Copy every line from the records below that holds the word "expressed".
— start —
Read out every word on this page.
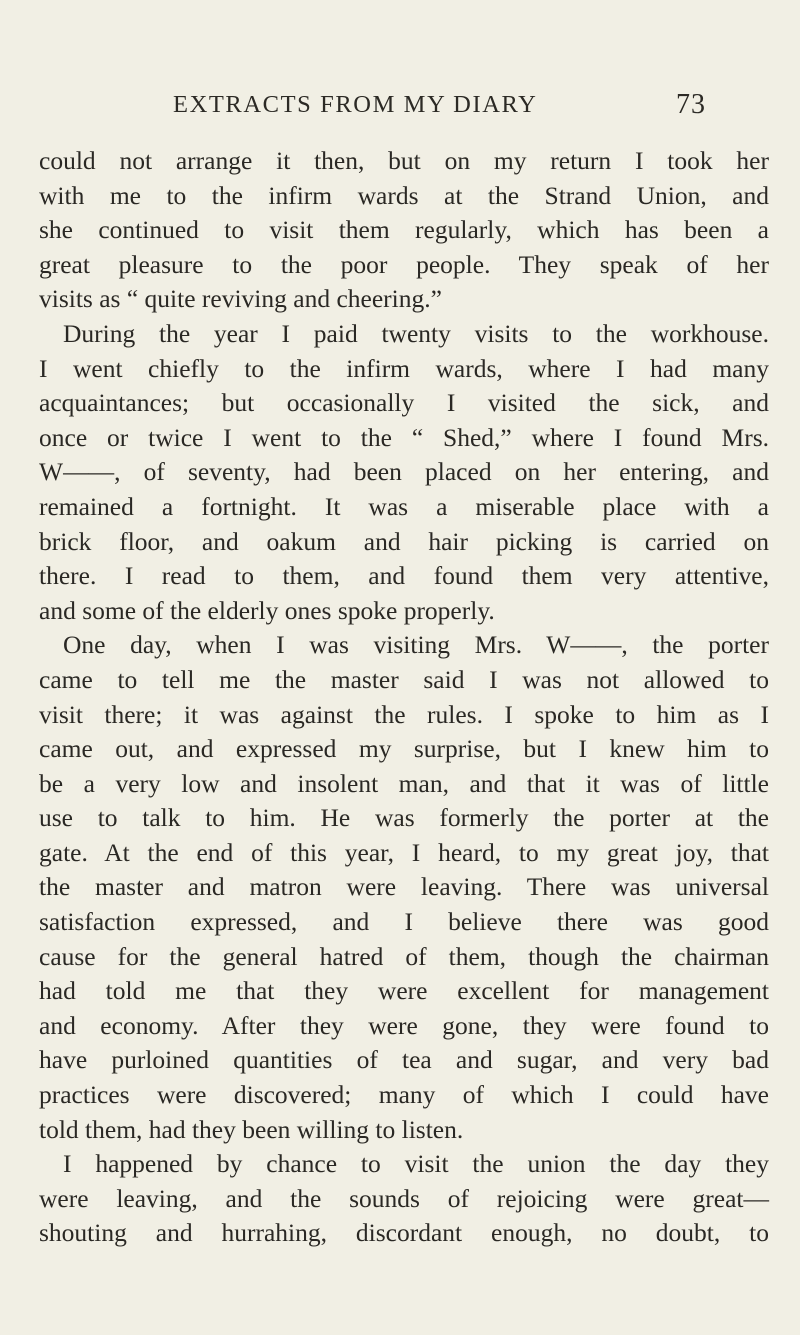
EXTRACTS FROM MY DIARY	73
could not arrange it then, but on my return I took her
with me to the infirm wards at the Strand Union, and
she continued to visit them regularly, which has been a
great pleasure to the poor people. They speak of her
visits as “ quite reviving and cheering.”
During the year I paid twenty visits to the workhouse.
I went chiefly to the infirm wards, where I had many
acquaintances; but occasionally I visited the sick, and
once or twice I went to the “ Shed,” where I found Mrs.
W——, of seventy, had been placed on her entering, and
remained a fortnight. It was a miserable place with a
brick floor, and oakum and hair picking is carried on
there. I read to them, and found them very attentive,
and some of the elderly ones spoke properly.
One day, when I was visiting Mrs. W——, the porter
came to tell me the master said I was not allowed to
visit there; it was against the rules. I spoke to him as I
came out, and expressed my surprise, but I knew him to
be a very low and insolent man, and that it was of little
use to talk to him. He was formerly the porter at the
gate. At the end of this year, I heard, to my great joy, that
the master and matron were leaving. There was universal
satisfaction expressed, and I believe there was good
cause for the general hatred of them, though the chairman
had told me that they were excellent for management
and economy. After they were gone, they were found to
have purloined quantities of tea and sugar, and very bad
practices were discovered; many of which I could have
told them, had they been willing to listen.
I happened by chance to visit the union the day they
were leaving, and the sounds of rejoicing were great—
shouting and hurrahing, discordant enough, no doubt, to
— end —
▶ [Response to the exercise]:
came out, and expressed my surprise, but I knew him to
satisfaction expressed, and I believe there was good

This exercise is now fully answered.